== SOURCE MATERIAL ==

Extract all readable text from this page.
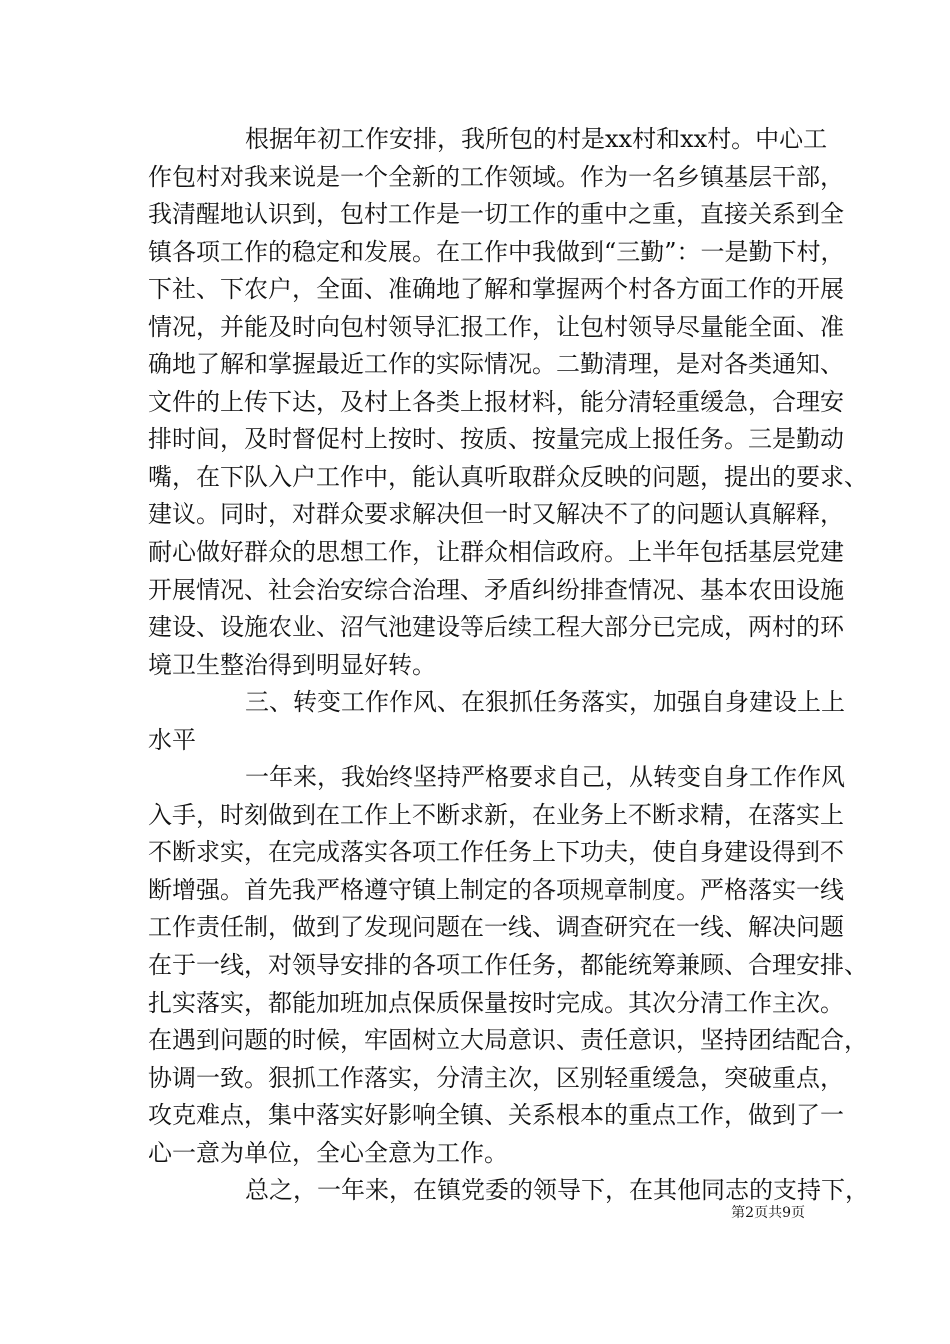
根据年初工作安排，我所包的村是xx村和xx村。中心工
作包村对我来说是一个全新的工作领域。作为一名乡镇基层干部，
我清醒地认识到，包村工作是一切工作的重中之重，直接关系到全
镇各项工作的稳定和发展。在工作中我做到“三勤”：一是勤下村，
下社、下农户，全面、准确地了解和掌握两个村各方面工作的开展
情况，并能及时向包村领导汇报工作，让包村领导尽量能全面、准
确地了解和掌握最近工作的实际情况。二勤清理，是对各类通知、
文件的上传下达，及村上各类上报材料，能分清轻重缓急，合理安
排时间，及时督促村上按时、按质、按量完成上报任务。三是勤动
嘴，在下队入户工作中，能认真听取群众反映的问题，提出的要求、
建议。同时，对群众要求解决但一时又解决不了的问题认真解释，
耐心做好群众的思想工作，让群众相信政府。上半年包括基层党建
开展情况、社会治安综合治理、矛盾纠纷排查情况、基本农田设施
建设、设施农业、沼气池建设等后续工程大部分已完成，两村的环
境卫生整治得到明显好转。
三、转变工作作风、在狠抓任务落实，加强自身建设上上
水平
一年来，我始终坚持严格要求自己，从转变自身工作作风
入手，时刻做到在工作上不断求新，在业务上不断求精，在落实上
不断求实，在完成落实各项工作任务上下功夫，使自身建设得到不
断增强。首先我严格遵守镇上制定的各项规章制度。严格落实一线
工作责任制，做到了发现问题在一线、调查研究在一线、解决问题
在于一线，对领导安排的各项工作任务，都能统筹兼顾、合理安排、
扎实落实，都能加班加点保质保量按时完成。其次分清工作主次。
在遇到问题的时候，牢固树立大局意识、责任意识，坚持团结配合，
协调一致。狠抓工作落实，分清主次，区别轻重缓急，突破重点，
攻克难点，集中落实好影响全镇、关系根本的重点工作，做到了一
心一意为单位，全心全意为工作。
总之，一年来，在镇党委的领导下，在其他同志的支持下，
第2页共9页
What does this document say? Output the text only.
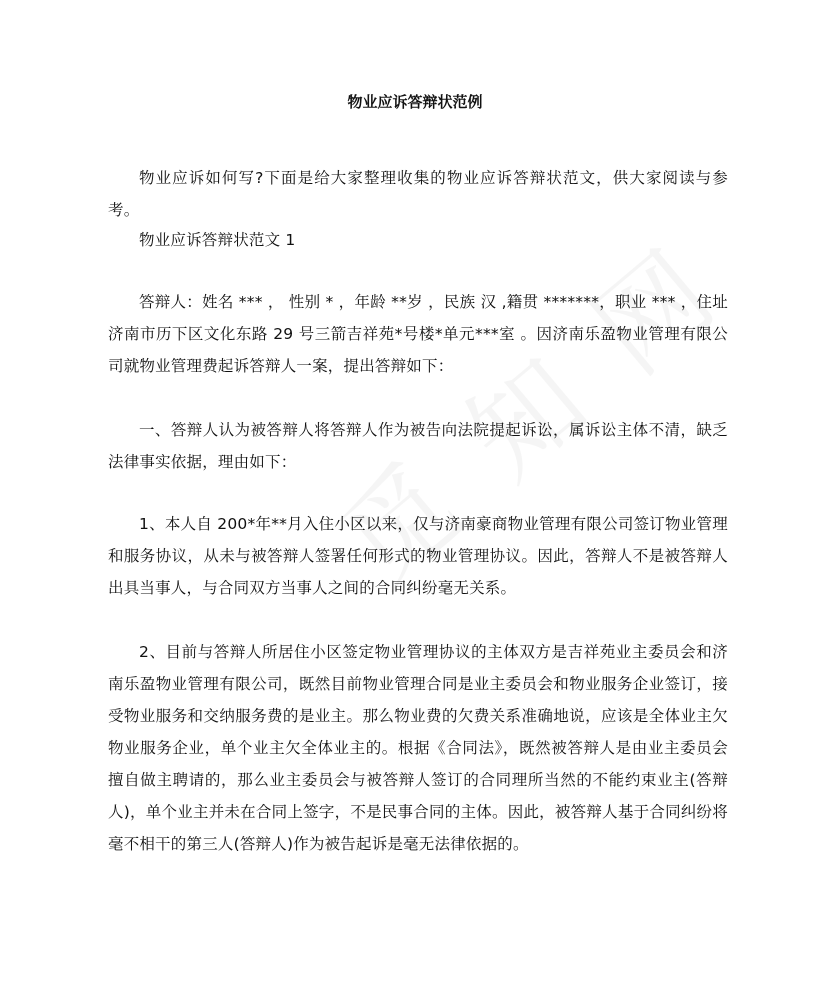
物业应诉答辩状范例

物业应诉如何写?下面是给大家整理收集的物业应诉答辩状范文，供大家阅读与参考。

物业应诉答辩状范文 1

答辩人：姓名 *** ， 性别 * ，年龄 **岁 ，民族 汉 ,籍贯 *******，职业 *** ，住址 济南市历下区文化东路 29 号三箭吉祥苑*号楼*单元***室 。因济南乐盈物业管理有限公司就物业管理费起诉答辩人一案，提出答辩如下：

一、答辩人认为被答辩人将答辩人作为被告向法院提起诉讼，属诉讼主体不清，缺乏法律事实依据，理由如下：

1、本人自 200*年**月入住小区以来，仅与济南豪商物业管理有限公司签订物业管理和服务协议，从未与被答辩人签署任何形式的物业管理协议。因此，答辩人不是被答辩人出具当事人，与合同双方当事人之间的合同纠纷毫无关系。

2、目前与答辩人所居住小区签定物业管理协议的主体双方是吉祥苑业主委员会和济南乐盈物业管理有限公司，既然目前物业管理合同是业主委员会和物业服务企业签订，接受物业服务和交纳服务费的是业主。那么物业费的欠费关系准确地说，应该是全体业主欠物业服务企业，单个业主欠全体业主的。根据《合同法》，既然被答辩人是由业主委员会擅自做主聘请的，那么业主委员会与被答辩人签订的合同理所当然的不能约束业主(答辩人)，单个业主并未在合同上签字，不是民事合同的主体。因此，被答辩人基于合同纠纷将毫不相干的第三人(答辩人)作为被告起诉是毫无法律依据的。
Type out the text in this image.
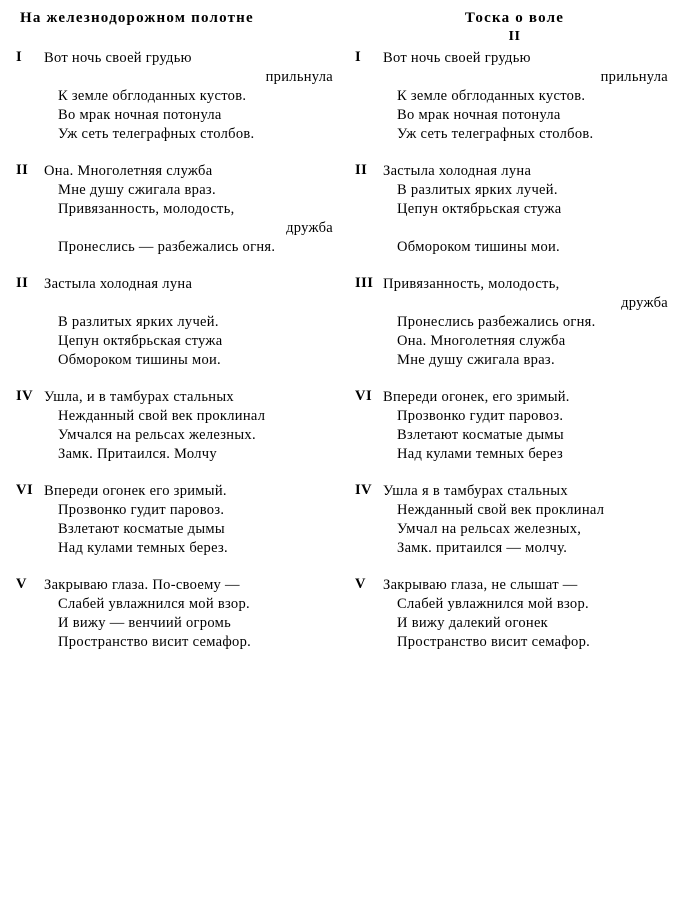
На железнодорожном полотне
I	Вот ночь своей грудью
прильнула
К земле обглоданных кустов.
Во мрак ночная потонула
Уж сеть телеграфных столбов.
II	Она. Многолетняя служба
Мне душу сжигала враз.
Привязанность, молодость,
дружба
Пронеслись — разбежались огня.
II	Застыла холодная луна

В разлитых ярких лучей.
Цепун октябрьская стужа
Обмороком тишины мои.
IV Ушла, и в тамбурах стальных
Нежданный свой век проклинал
Умчался на рельсах железных.
Замк. Притаился. Молчу
VI Впереди огонек его зримый.
Прозвонко гудит паровоз.
Взлетают косматые дымы
Над кулами темных берез.
V	Закрываю глаза. По-своему —
Слабей увлажнился мой взор.
И вижу — венчиий огромь
Пространство висит семафор.
Тоска о воле
II
I	Вот ночь своей грудью
прильнула
К земле обглоданных кустов.
Во мрак ночная потонула
Уж сеть телеграфных столбов.
II	Застыла холодная луна
В разлитых ярких лучей.
Цепун октябрьская стужа

Обмороком тишины мои.
III Привязанность, молодость,
дружба
Пронеслись разбежались огня.
Она. Многолетняя служба
Мне душу сжигала враз.
VI Впереди огонек, его зримый.
Прозвонко гудит паровоз.
Взлетают косматые дымы
Над кулами темных берез
IV Ушла я в тамбурах стальных
Нежданный свой век проклинал
Умчал на рельсах железных,
Замк. притаился — молчу.
V	Закрываю глаза, не слышат —
Слабей увлажнился мой взор.
И вижу далекий огонек
Пространство висит семафор.
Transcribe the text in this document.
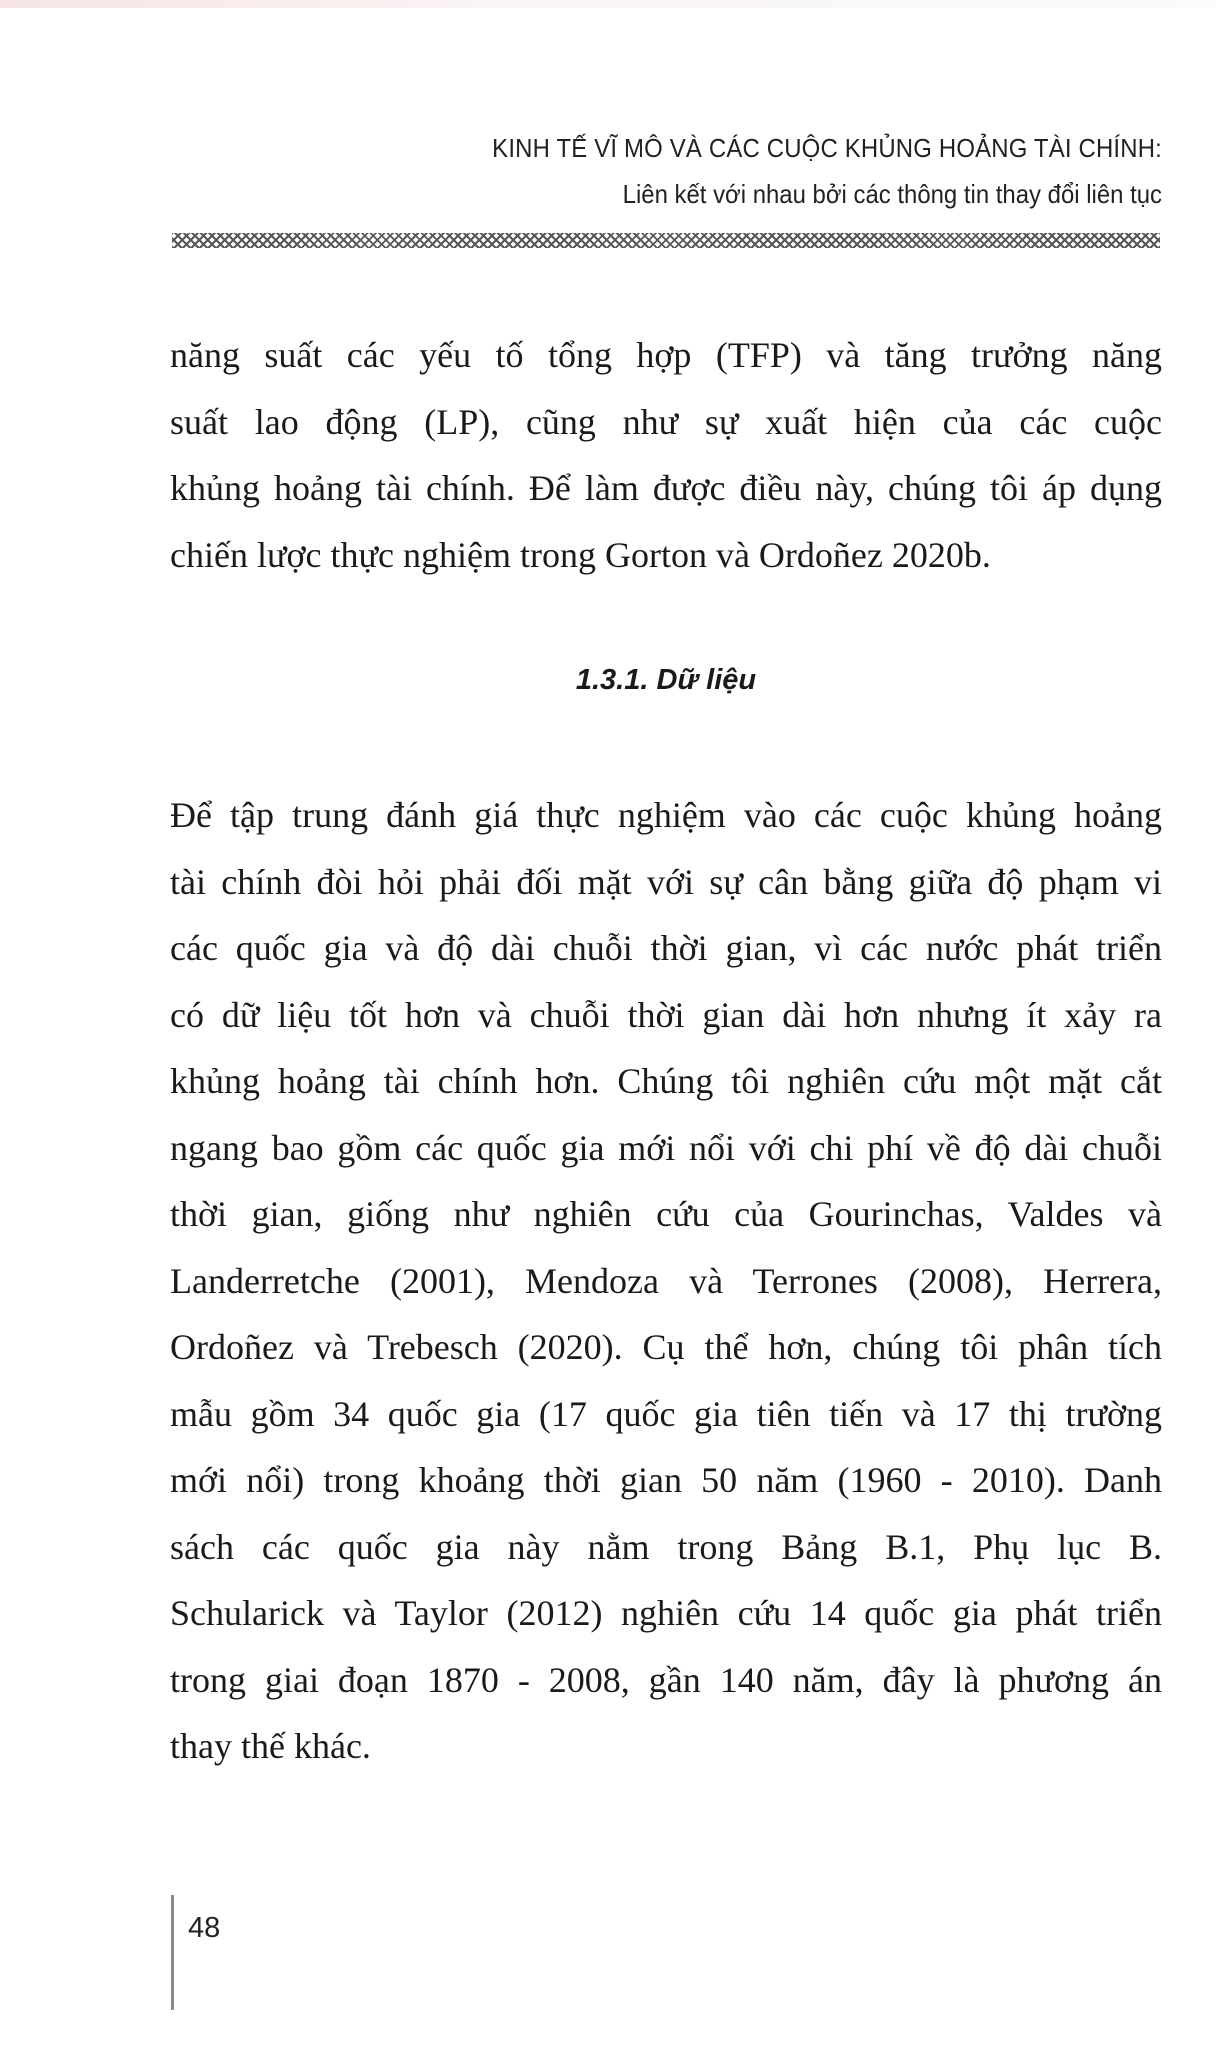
KINH TẾ VĨ MÔ VÀ CÁC CUỘC KHỦNG HOẢNG TÀI CHÍNH:
Liên kết với nhau bởi các thông tin thay đổi liên tục
năng suất các yếu tố tổng hợp (TFP) và tăng trưởng năng
suất lao động (LP), cũng như sự xuất hiện của các cuộc
khủng hoảng tài chính. Để làm được điều này, chúng tôi áp dụng
chiến lược thực nghiệm trong Gorton và Ordoñez 2020b.
1.3.1. Dữ liệu
Để tập trung đánh giá thực nghiệm vào các cuộc khủng hoảng
tài chính đòi hỏi phải đối mặt với sự cân bằng giữa độ phạm vi
các quốc gia và độ dài chuỗi thời gian, vì các nước phát triển
có dữ liệu tốt hơn và chuỗi thời gian dài hơn nhưng ít xảy ra
khủng hoảng tài chính hơn. Chúng tôi nghiên cứu một mặt cắt
ngang bao gồm các quốc gia mới nổi với chi phí về độ dài chuỗi
thời gian, giống như nghiên cứu của Gourinchas, Valdes và
Landerretche (2001), Mendoza và Terrones (2008), Herrera,
Ordoñez và Trebesch (2020). Cụ thể hơn, chúng tôi phân tích
mẫu gồm 34 quốc gia (17 quốc gia tiên tiến và 17 thị trường
mới nổi) trong khoảng thời gian 50 năm (1960 - 2010). Danh
sách các quốc gia này nằm trong Bảng B.1, Phụ lục B.
Schularick và Taylor (2012) nghiên cứu 14 quốc gia phát triển
trong giai đoạn 1870 - 2008, gần 140 năm, đây là phương án
thay thế khác.
48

== YOUR TASK ==
Pictures in the records above should not be copied. Repeat everything else exactly.

== OUTPUT OF THE TASK ==
Extract all readable text from this page.
根据年初工作安排，我所包的村是xx村和xx村。中心工
作包村对我来说是一个全新的工作领域。作为一名乡镇基层干部，
我清醒地认识到，包村工作是一切工作的重中之重，直接关系到全
镇各项工作的稳定和发展。在工作中我做到“三勤”：一是勤下村，
下社、下农户，全面、准确地了解和掌握两个村各方面工作的开展
情况，并能及时向包村领导汇报工作，让包村领导尽量能全面、准
确地了解和掌握最近工作的实际情况。二勤清理，是对各类通知、
文件的上传下达，及村上各类上报材料，能分清轻重缓急，合理安
排时间，及时督促村上按时、按质、按量完成上报任务。三是勤动
嘴，在下队入户工作中，能认真听取群众反映的问题，提出的要求、
建议。同时，对群众要求解决但一时又解决不了的问题认真解释，
耐心做好群众的思想工作，让群众相信政府。上半年包括基层党建
开展情况、社会治安综合治理、矛盾纠纷排查情况、基本农田设施
建设、设施农业、沼气池建设等后续工程大部分已完成，两村的环
境卫生整治得到明显好转。
三、转变工作作风、在狠抓任务落实，加强自身建设上上
水平
一年来，我始终坚持严格要求自己，从转变自身工作作风
入手，时刻做到在工作上不断求新，在业务上不断求精，在落实上
不断求实，在完成落实各项工作任务上下功夫，使自身建设得到不
断增强。首先我严格遵守镇上制定的各项规章制度。严格落实一线
工作责任制，做到了发现问题在一线、调查研究在一线、解决问题
在于一线，对领导安排的各项工作任务，都能统筹兼顾、合理安排、
扎实落实，都能加班加点保质保量按时完成。其次分清工作主次。
在遇到问题的时候，牢固树立大局意识、责任意识，坚持团结配合，
协调一致。狠抓工作落实，分清主次，区别轻重缓急，突破重点，
攻克难点，集中落实好影响全镇、关系根本的重点工作，做到了一
心一意为单位，全心全意为工作。
总之，一年来，在镇党委的领导下，在其他同志的支持下，
第2页共9页
What does this document say? Output the text only.
物业应诉答辩状范例

物业应诉如何写?下面是给大家整理收集的物业应诉答辩状范文，供大家阅读与参考。

物业应诉答辩状范文 1

答辩人：姓名 *** ， 性别 * ，年龄 **岁 ，民族 汉 ,籍贯 *******，职业 *** ，住址 济南市历下区文化东路 29 号三箭吉祥苑*号楼*单元***室 。因济南乐盈物业管理有限公司就物业管理费起诉答辩人一案，提出答辩如下：

一、答辩人认为被答辩人将答辩人作为被告向法院提起诉讼，属诉讼主体不清，缺乏法律事实依据，理由如下：

1、本人自 200*年**月入住小区以来，仅与济南豪商物业管理有限公司签订物业管理和服务协议，从未与被答辩人签署任何形式的物业管理协议。因此，答辩人不是被答辩人出具当事人，与合同双方当事人之间的合同纠纷毫无关系。

2、目前与答辩人所居住小区签定物业管理协议的主体双方是吉祥苑业主委员会和济南乐盈物业管理有限公司，既然目前物业管理合同是业主委员会和物业服务企业签订，接受物业服务和交纳服务费的是业主。那么物业费的欠费关系准确地说，应该是全体业主欠物业服务企业，单个业主欠全体业主的。根据《合同法》，既然被答辩人是由业主委员会擅自做主聘请的，那么业主委员会与被答辩人签订的合同理所当然的不能约束业主(答辩人)，单个业主并未在合同上签字，不是民事合同的主体。因此，被答辩人基于合同纠纷将毫不相干的第三人(答辩人)作为被告起诉是毫无法律依据的。
Type out the text in this image.
На железнодорожном полотне
I	Вот ночь своей грудью
прильнула
К земле обглоданных кустов.
Во мрак ночная потонула
Уж сеть телеграфных столбов.
II	Она. Многолетняя служба
Мне душу сжигала враз.
Привязанность, молодость,
дружба
Пронеслись — разбежались огня.
II	Застыла холодная луна

В разлитых ярких лучей.
Цепун октябрьская стужа
Обмороком тишины мои.
IV Ушла, и в тамбурах стальных
Нежданный свой век проклинал
Умчался на рельсах железных.
Замк. Притаился. Молчу
VI Впереди огонек его зримый.
Прозвонко гудит паровоз.
Взлетают косматые дымы
Над кулами темных берез.
V	Закрываю глаза. По-своему —
Слабей увлажнился мой взор.
И вижу — венчиий огромь
Пространство висит семафор.
Тоска о воле
II
I	Вот ночь своей грудью
прильнула
К земле обглоданных кустов.
Во мрак ночная потонула
Уж сеть телеграфных столбов.
II	Застыла холодная луна
В разлитых ярких лучей.
Цепун октябрьская стужа

Обмороком тишины мои.
III Привязанность, молодость,
дружба
Пронеслись разбежались огня.
Она. Многолетняя служба
Мне душу сжигала враз.
VI Впереди огонек, его зримый.
Прозвонко гудит паровоз.
Взлетают косматые дымы
Над кулами темных берез
IV Ушла я в тамбурах стальных
Нежданный свой век проклинал
Умчал на рельсах железных,
Замк. притаился — молчу.
V	Закрываю глаза, не слышат —
Слабей увлажнился мой взор.
И вижу далекий огонек
Пространство висит семафор.
Transcribe the text in this document.
KINH TẾ VĨ MÔ VÀ CÁC CUỘC KHỦNG HOẢNG TÀI CHÍNH:
Liên kết với nhau bởi các thông tin thay đổi liên tục
năng suất các yếu tố tổng hợp (TFP) và tăng trưởng năng
suất lao động (LP), cũng như sự xuất hiện của các cuộc
khủng hoảng tài chính. Để làm được điều này, chúng tôi áp dụng
chiến lược thực nghiệm trong Gorton và Ordoñez 2020b.
1.3.1. Dữ liệu
Để tập trung đánh giá thực nghiệm vào các cuộc khủng hoảng
tài chính đòi hỏi phải đối mặt với sự cân bằng giữa độ phạm vi
các quốc gia và độ dài chuỗi thời gian, vì các nước phát triển
có dữ liệu tốt hơn và chuỗi thời gian dài hơn nhưng ít xảy ra
khủng hoảng tài chính hơn. Chúng tôi nghiên cứu một mặt cắt
ngang bao gồm các quốc gia mới nổi với chi phí về độ dài chuỗi
thời gian, giống như nghiên cứu của Gourinchas, Valdes và
Landerretche (2001), Mendoza và Terrones (2008), Herrera,
Ordoñez và Trebesch (2020). Cụ thể hơn, chúng tôi phân tích
mẫu gồm 34 quốc gia (17 quốc gia tiên tiến và 17 thị trường
mới nổi) trong khoảng thời gian 50 năm (1960 - 2010). Danh
sách các quốc gia này nằm trong Bảng B.1, Phụ lục B.
Schularick và Taylor (2012) nghiên cứu 14 quốc gia phát triển
trong giai đoạn 1870 - 2008, gần 140 năm, đây là phương án
thay thế khác.
48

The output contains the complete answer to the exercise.